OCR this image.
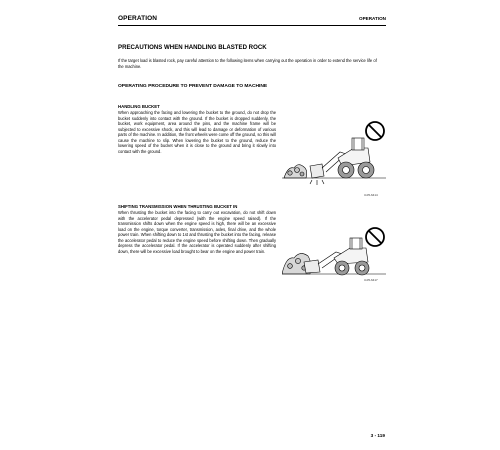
OPERATION	OPERATION
PRECAUTIONS WHEN HANDLING BLASTED ROCK
If the target load is blasted rock, pay careful attention to the following items when carrying out the operation in order to extend the service life of the machine.
OPERATING PROCEDURE TO PREVENT DAMAGE TO MACHINE
HANDLING BUCKET
When approaching the facing and lowering the bucket to the ground, do not drop the bucket suddenly into contact with the ground. If the bucket is dropped suddenly, the bucket, work equipment, area around the pins, and the machine frame will be subjected to excessive shock, and this will lead to damage or deformation of various parts of the machine. In addition, the front wheels were come off the ground, so this will cause the machine to slip. When lowering the bucket to the ground, reduce the lowering speed of the bucket when it is close to the ground and bring it slowly into contact with the ground.
3-05-6414
SHIFTING TRANSMISSION WHEN THRUSTING BUCKET IN
When thrusting the bucket into the facing to carry out excavation, do not shift down with the accelerator pedal depressed (with the engine speed raised). If the transmission shifts down when the engine speed is high, there will be an excessive load on the engine, torque converter, transmission, axles, final drive, and the whole power train. When shifting down to 1st and thrusting the bucket into the facing, release the accelerator pedal to reduce the engine speed before shifting down. Then gradually depress the accelerator pedal. If the accelerator is operated suddenly after shifting down, there will be excessive load brought to bear on the engine and power train.
3-05-6417
3 - 119
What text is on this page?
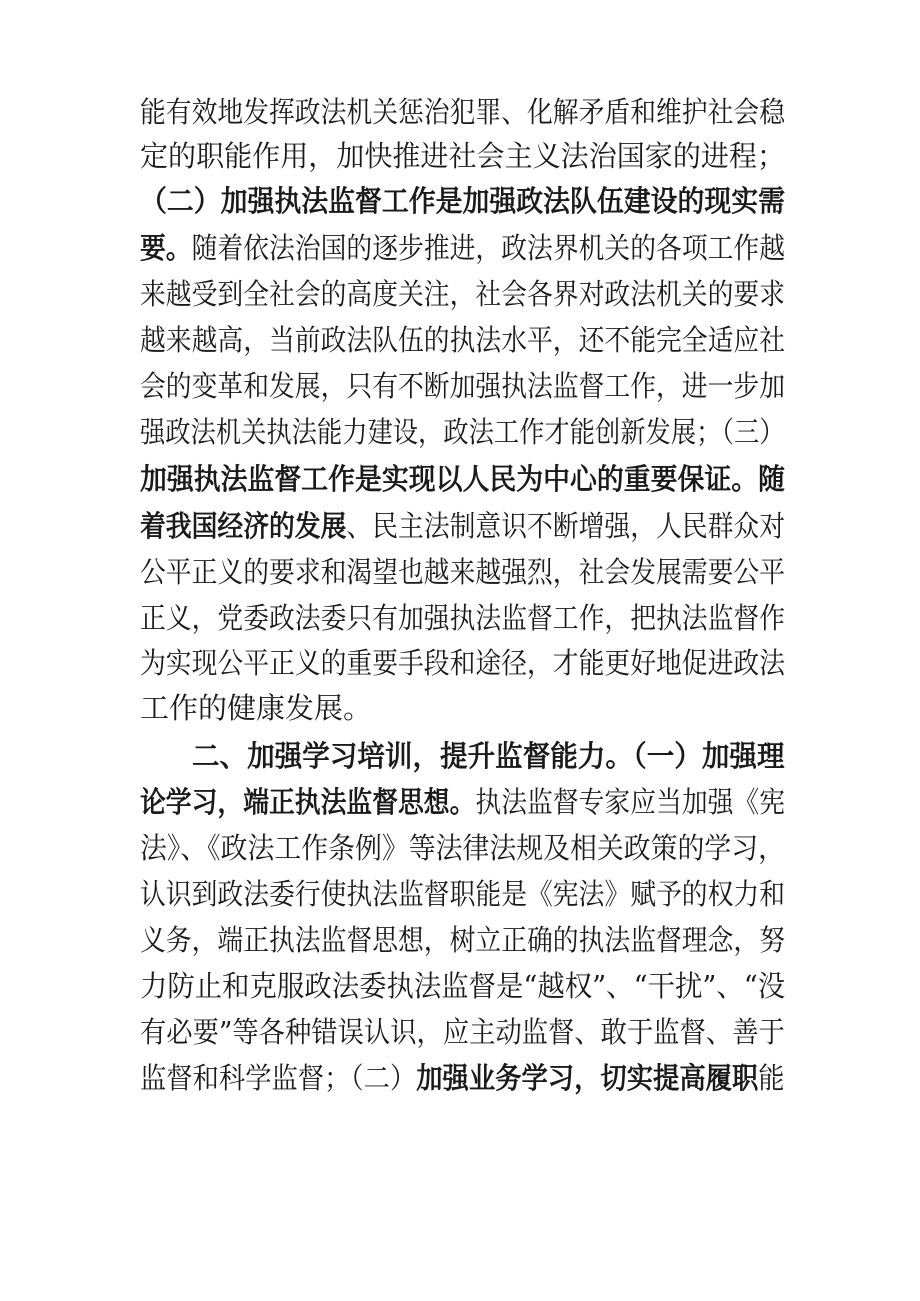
能有效地发挥政法机关惩治犯罪、化解矛盾和维护社会稳
定的职能作用，加快推进社会主义法治国家的进程；
（二）加强执法监督工作是加强政法队伍建设的现实需
要。随着依法治国的逐步推进，政法界机关的各项工作越
来越受到全社会的高度关注，社会各界对政法机关的要求
越来越高，当前政法队伍的执法水平，还不能完全适应社
会的变革和发展，只有不断加强执法监督工作，进一步加
强政法机关执法能力建设，政法工作才能创新发展；（三）
加强执法监督工作是实现以人民为中心的重要保证。随
着我国经济的发展、民主法制意识不断增强，人民群众对
公平正义的要求和渴望也越来越强烈，社会发展需要公平
正义，党委政法委只有加强执法监督工作，把执法监督作
为实现公平正义的重要手段和途径，才能更好地促进政法
工作的健康发展。
二、加强学习培训，提升监督能力。（一）加强理
论学习，端正执法监督思想。执法监督专家应当加强《宪
法》、《政法工作条例》等法律法规及相关政策的学习，
认识到政法委行使执法监督职能是《宪法》赋予的权力和
义务，端正执法监督思想，树立正确的执法监督理念，努
力防止和克服政法委执法监督是“越权”、“干扰”、“没
有必要”等各种错误认识，应主动监督、敢于监督、善于
监督和科学监督；（二）加强业务学习，切实提高履职能
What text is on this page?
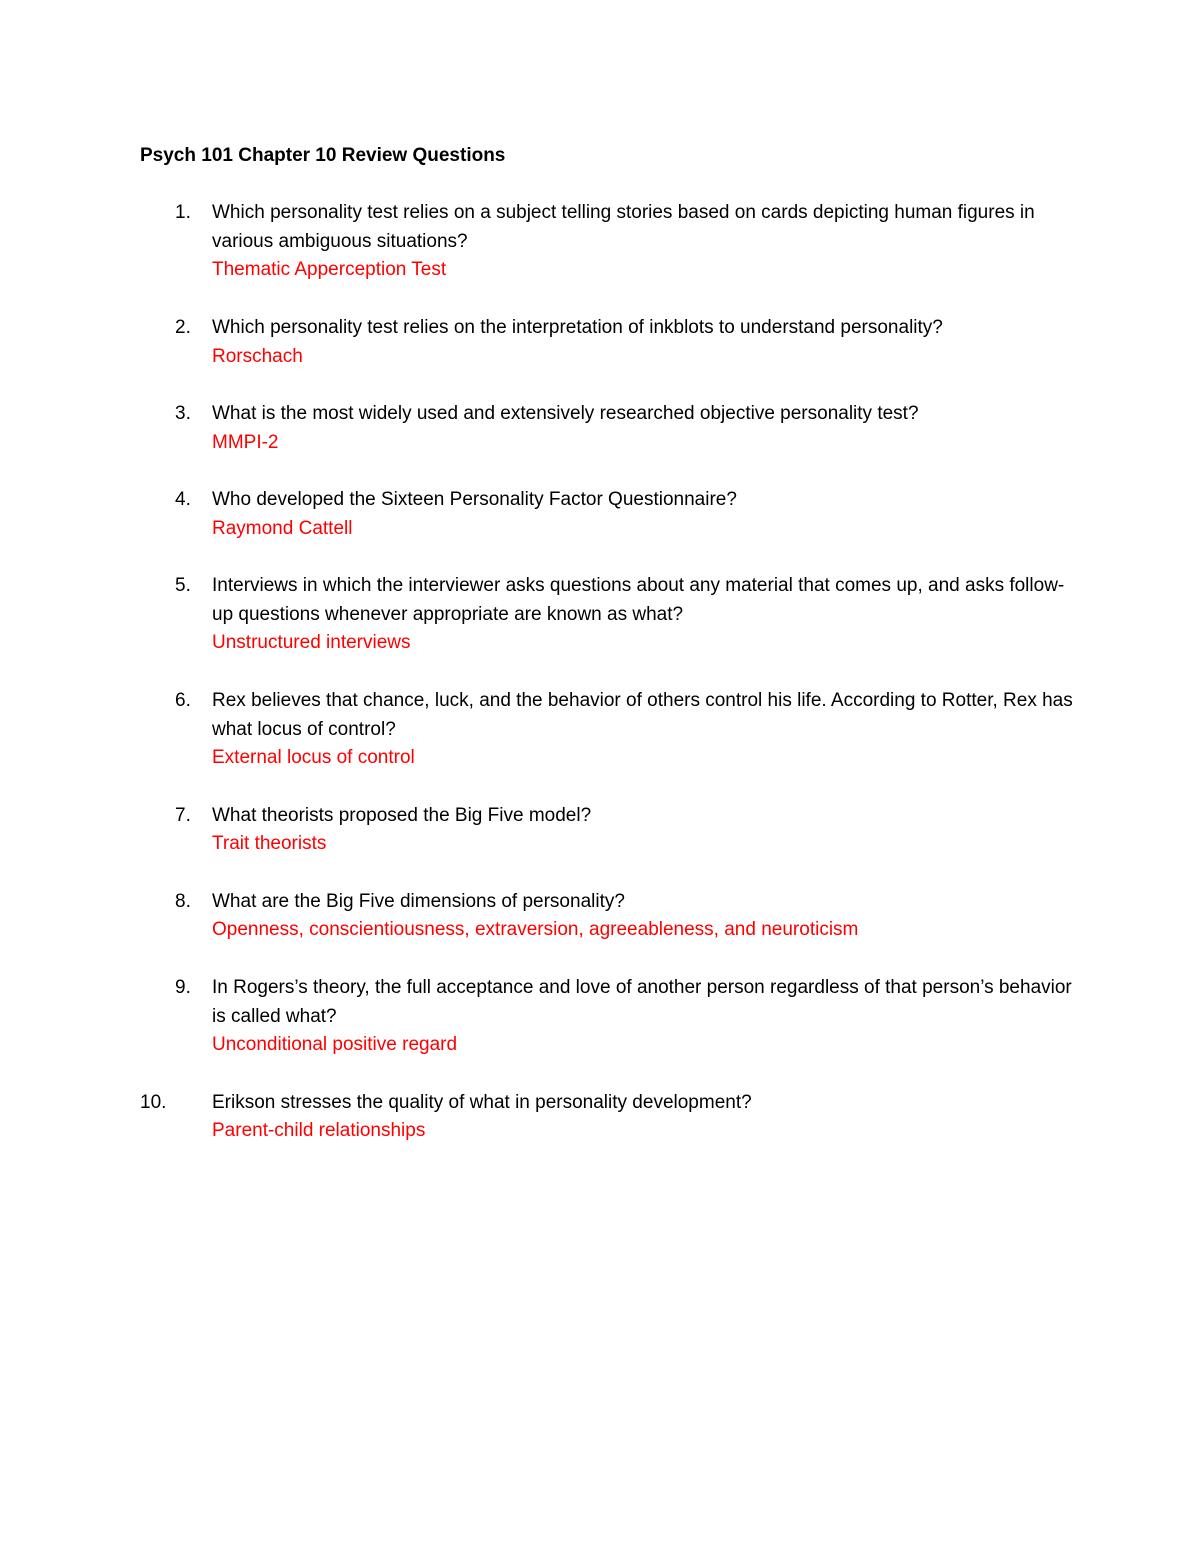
Psych 101 Chapter 10 Review Questions
1. Which personality test relies on a subject telling stories based on cards depicting human figures in various ambiguous situations?
Thematic Apperception Test
2. Which personality test relies on the interpretation of inkblots to understand personality?
Rorschach
3. What is the most widely used and extensively researched objective personality test?
MMPI-2
4. Who developed the Sixteen Personality Factor Questionnaire?
Raymond Cattell
5. Interviews in which the interviewer asks questions about any material that comes up, and asks follow-up questions whenever appropriate are known as what?
Unstructured interviews
6. Rex believes that chance, luck, and the behavior of others control his life. According to Rotter, Rex has what locus of control?
External locus of control
7. What theorists proposed the Big Five model?
Trait theorists
8. What are the Big Five dimensions of personality?
Openness, conscientiousness, extraversion, agreeableness, and neuroticism
9. In Rogers’s theory, the full acceptance and love of another person regardless of that person’s behavior is called what?
Unconditional positive regard
10. Erikson stresses the quality of what in personality development?
Parent-child relationships
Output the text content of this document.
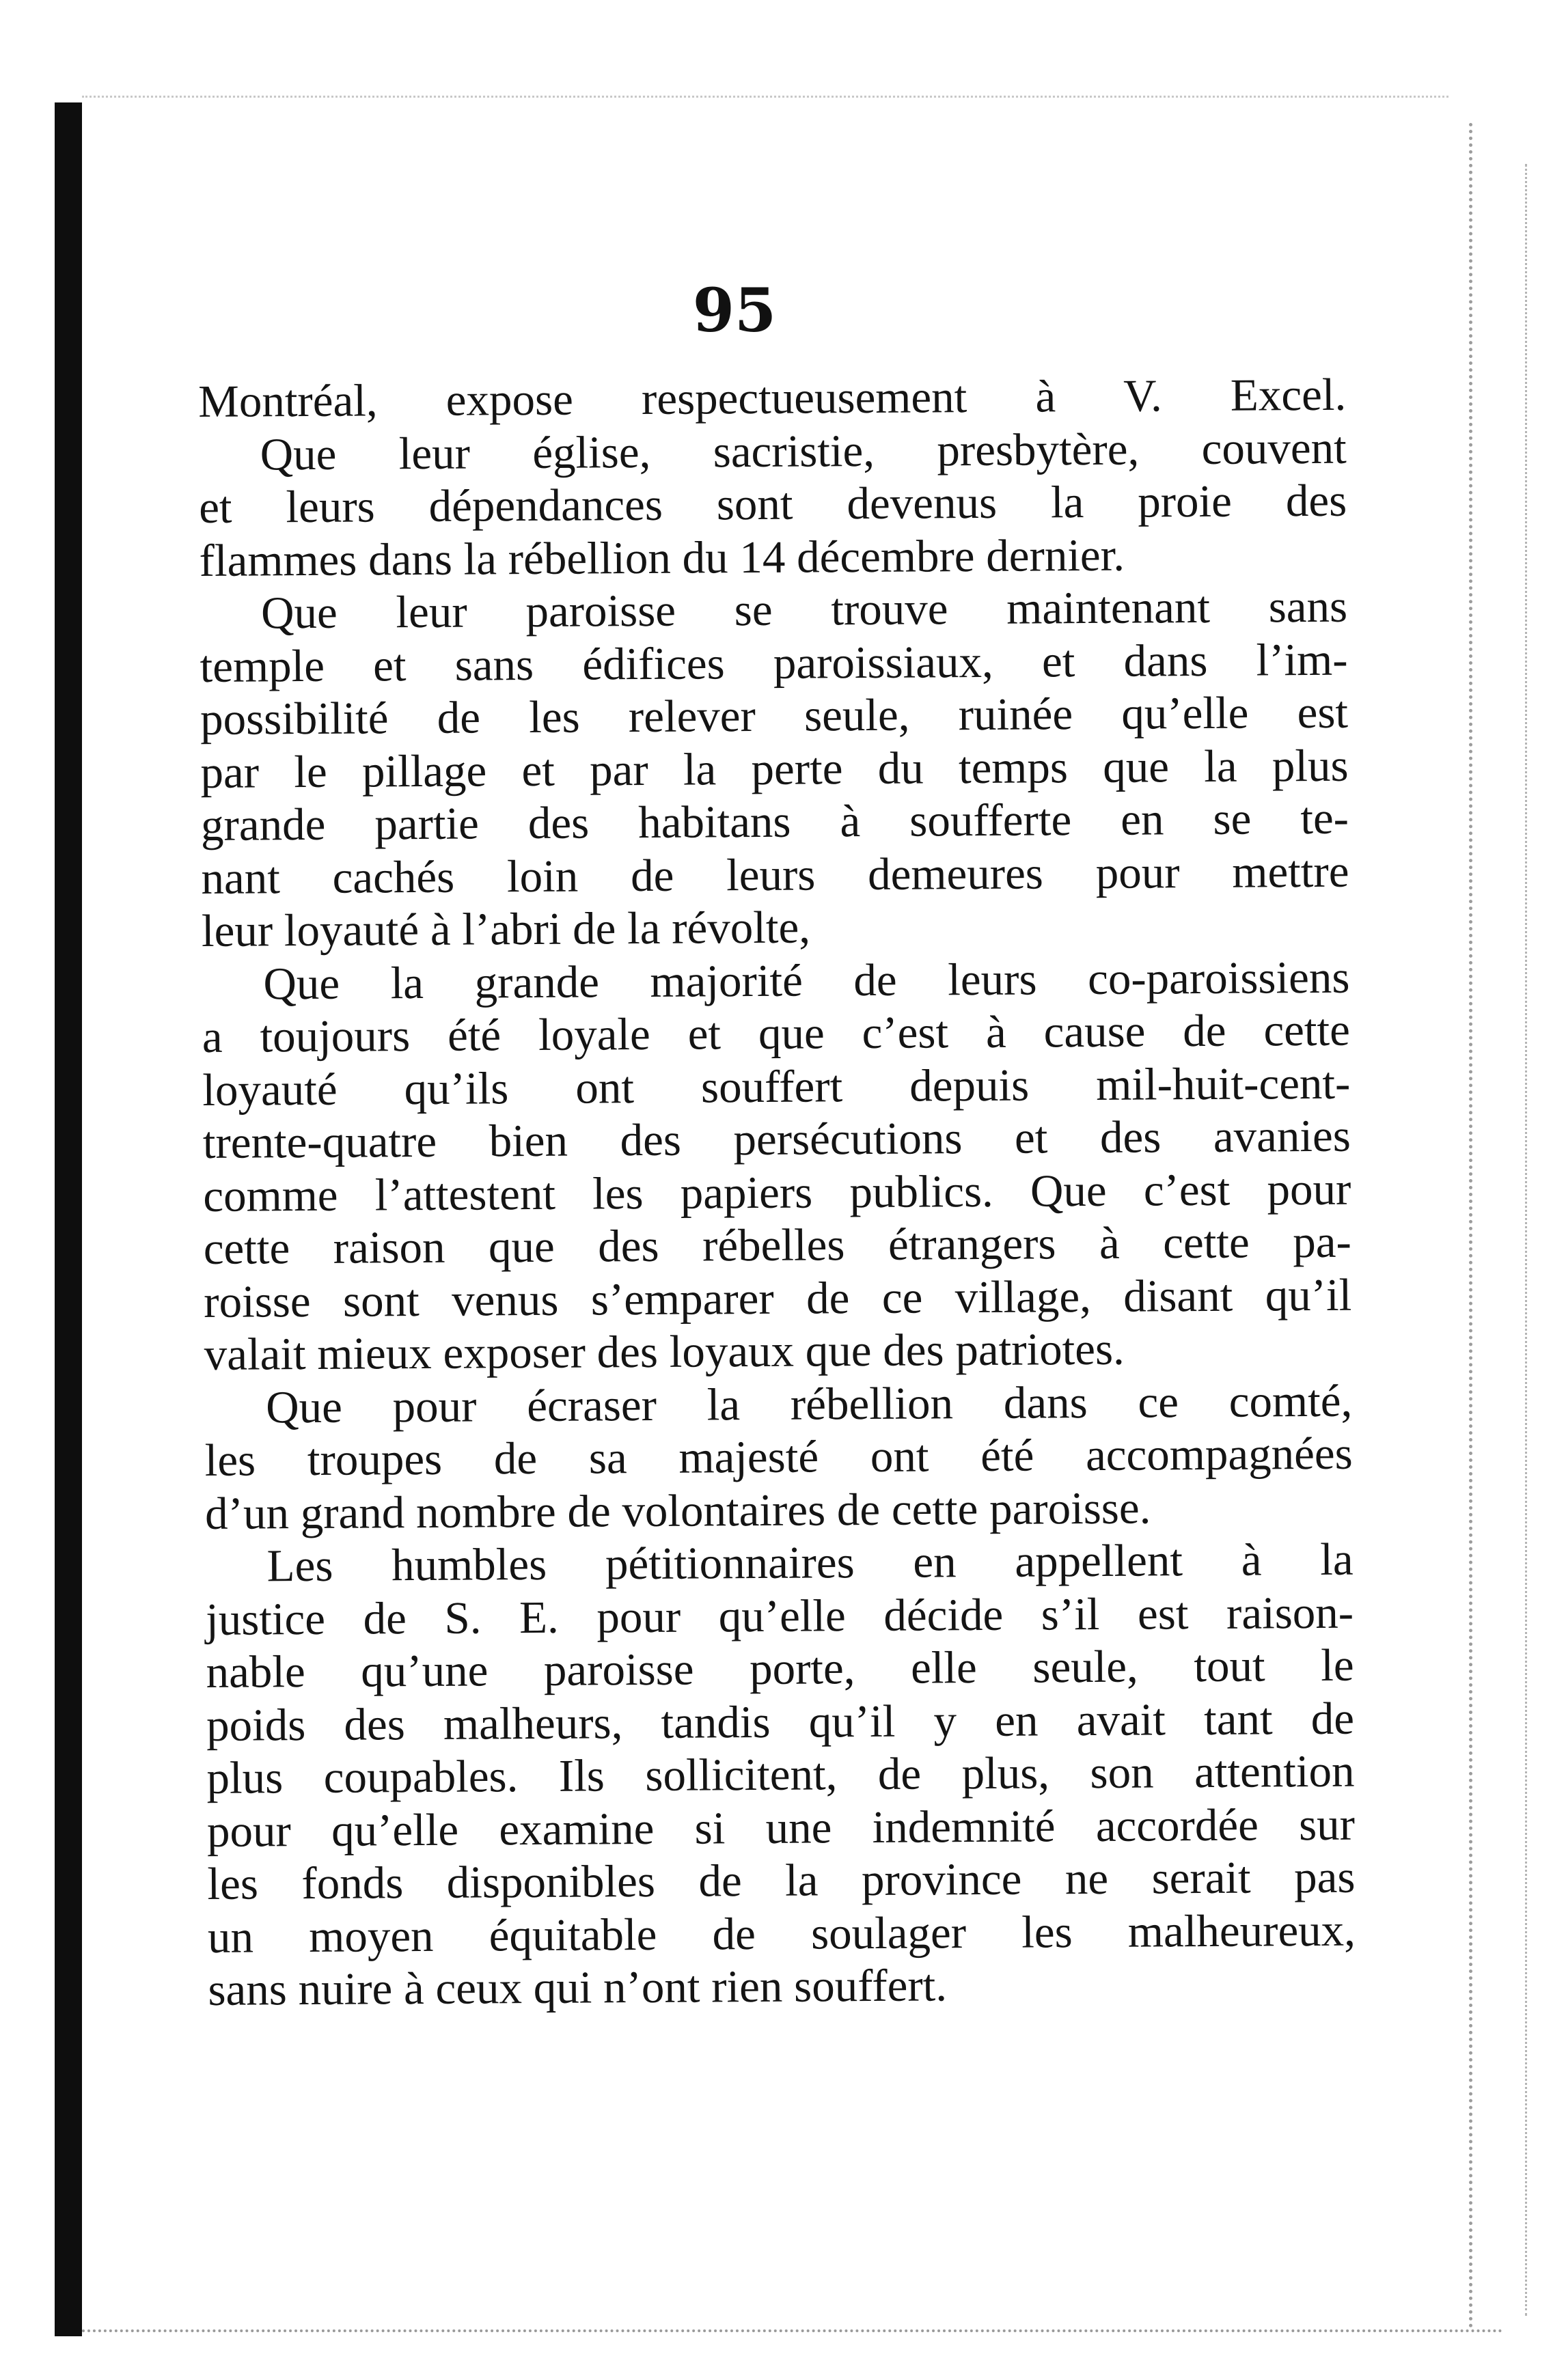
95
Montréal, expose respectueusement à V. Excel.
Que leur église, sacristie, presbytère, couvent
et leurs dépendances sont devenus la proie des
flammes dans la rébellion du 14 décembre dernier.
Que leur paroisse se trouve maintenant sans
temple et sans édifices paroissiaux, et dans l’im-
possibilité de les relever seule, ruinée qu’elle est
par le pillage et par la perte du temps que la plus
grande partie des habitans à soufferte en se te-
nant cachés loin de leurs demeures pour mettre
leur loyauté à l’abri de la révolte,
Que la grande majorité de leurs co-paroissiens
a toujours été loyale et que c’est à cause de cette
loyauté qu’ils ont souffert depuis mil-huit-cent-
trente-quatre bien des persécutions et des avanies
comme l’attestent les papiers publics. Que c’est pour
cette raison que des rébelles étrangers à cette pa-
roisse sont venus s’emparer de ce village, disant qu’il
valait mieux exposer des loyaux que des patriotes.
Que pour écraser la rébellion dans ce comté,
les troupes de sa majesté ont été accompagnées
d’un grand nombre de volontaires de cette paroisse.
Les humbles pétitionnaires en appellent à la
justice de S. E. pour qu’elle décide s’il est raison-
nable qu’une paroisse porte, elle seule, tout le
poids des malheurs, tandis qu’il y en avait tant de
plus coupables. Ils sollicitent, de plus, son attention
pour qu’elle examine si une indemnité accordée sur
les fonds disponibles de la province ne serait pas
un moyen équitable de soulager les malheureux,
sans nuire à ceux qui n’ont rien souffert.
☆ ☆ ☆
• Task to complete: Pictures stay out of the copy; please restate every record above exactly.

• Answer below:
OCR this image.
OPERATION	OPERATION
PRECAUTIONS WHEN HANDLING BLASTED ROCK
If the target load is blasted rock, pay careful attention to the following items when carrying out the operation in order to extend the service life of the machine.
OPERATING PROCEDURE TO PREVENT DAMAGE TO MACHINE
HANDLING BUCKET
When approaching the facing and lowering the bucket to the ground, do not drop the bucket suddenly into contact with the ground. If the bucket is dropped suddenly, the bucket, work equipment, area around the pins, and the machine frame will be subjected to excessive shock, and this will lead to damage or deformation of various parts of the machine. In addition, the front wheels were come off the ground, so this will cause the machine to slip. When lowering the bucket to the ground, reduce the lowering speed of the bucket when it is close to the ground and bring it slowly into contact with the ground.
3-05-6414
SHIFTING TRANSMISSION WHEN THRUSTING BUCKET IN
When thrusting the bucket into the facing to carry out excavation, do not shift down with the accelerator pedal depressed (with the engine speed raised). If the transmission shifts down when the engine speed is high, there will be an excessive load on the engine, torque converter, transmission, axles, final drive, and the whole power train. When shifting down to 1st and thrusting the bucket into the facing, release the accelerator pedal to reduce the engine speed before shifting down. Then gradually depress the accelerator pedal. If the accelerator is operated suddenly after shifting down, there will be excessive load brought to bear on the engine and power train.
3-05-6417
3 - 119
What text is on this page?
能有效地发挥政法机关惩治犯罪、化解矛盾和维护社会稳
定的职能作用，加快推进社会主义法治国家的进程；
（二）加强执法监督工作是加强政法队伍建设的现实需
要。随着依法治国的逐步推进，政法界机关的各项工作越
来越受到全社会的高度关注，社会各界对政法机关的要求
越来越高，当前政法队伍的执法水平，还不能完全适应社
会的变革和发展，只有不断加强执法监督工作，进一步加
强政法机关执法能力建设，政法工作才能创新发展；（三）
加强执法监督工作是实现以人民为中心的重要保证。随
着我国经济的发展、民主法制意识不断增强，人民群众对
公平正义的要求和渴望也越来越强烈，社会发展需要公平
正义，党委政法委只有加强执法监督工作，把执法监督作
为实现公平正义的重要手段和途径，才能更好地促进政法
工作的健康发展。
二、加强学习培训，提升监督能力。（一）加强理
论学习，端正执法监督思想。执法监督专家应当加强《宪
法》、《政法工作条例》等法律法规及相关政策的学习，
认识到政法委行使执法监督职能是《宪法》赋予的权力和
义务，端正执法监督思想，树立正确的执法监督理念，努
力防止和克服政法委执法监督是“越权”、“干扰”、“没
有必要”等各种错误认识，应主动监督、敢于监督、善于
监督和科学监督；（二）加强业务学习，切实提高履职能
What text is on this page?
Psych 101 Chapter 10 Review Questions
1. Which personality test relies on a subject telling stories based on cards depicting human figures in various ambiguous situations?
Thematic Apperception Test
2. Which personality test relies on the interpretation of inkblots to understand personality?
Rorschach
3. What is the most widely used and extensively researched objective personality test?
MMPI-2
4. Who developed the Sixteen Personality Factor Questionnaire?
Raymond Cattell
5. Interviews in which the interviewer asks questions about any material that comes up, and asks follow-up questions whenever appropriate are known as what?
Unstructured interviews
6. Rex believes that chance, luck, and the behavior of others control his life. According to Rotter, Rex has what locus of control?
External locus of control
7. What theorists proposed the Big Five model?
Trait theorists
8. What are the Big Five dimensions of personality?
Openness, conscientiousness, extraversion, agreeableness, and neuroticism
9. In Rogers’s theory, the full acceptance and love of another person regardless of that person’s behavior is called what?
Unconditional positive regard
10. Erikson stresses the quality of what in personality development?
Parent-child relationships
Output the text content of this document.
95
Montréal, expose respectueusement à V. Excel.
Que leur église, sacristie, presbytère, couvent
et leurs dépendances sont devenus la proie des
flammes dans la rébellion du 14 décembre dernier.
Que leur paroisse se trouve maintenant sans
temple et sans édifices paroissiaux, et dans l’im-
possibilité de les relever seule, ruinée qu’elle est
par le pillage et par la perte du temps que la plus
grande partie des habitans à soufferte en se te-
nant cachés loin de leurs demeures pour mettre
leur loyauté à l’abri de la révolte,
Que la grande majorité de leurs co-paroissiens
a toujours été loyale et que c’est à cause de cette
loyauté qu’ils ont souffert depuis mil-huit-cent-
trente-quatre bien des persécutions et des avanies
comme l’attestent les papiers publics. Que c’est pour
cette raison que des rébelles étrangers à cette pa-
roisse sont venus s’emparer de ce village, disant qu’il
valait mieux exposer des loyaux que des patriotes.
Que pour écraser la rébellion dans ce comté,
les troupes de sa majesté ont été accompagnées
d’un grand nombre de volontaires de cette paroisse.
Les humbles pétitionnaires en appellent à la
justice de S. E. pour qu’elle décide s’il est raison-
nable qu’une paroisse porte, elle seule, tout le
poids des malheurs, tandis qu’il y en avait tant de
plus coupables. Ils sollicitent, de plus, son attention
pour qu’elle examine si une indemnité accordée sur
les fonds disponibles de la province ne serait pas
un moyen équitable de soulager les malheureux,
sans nuire à ceux qui n’ont rien souffert.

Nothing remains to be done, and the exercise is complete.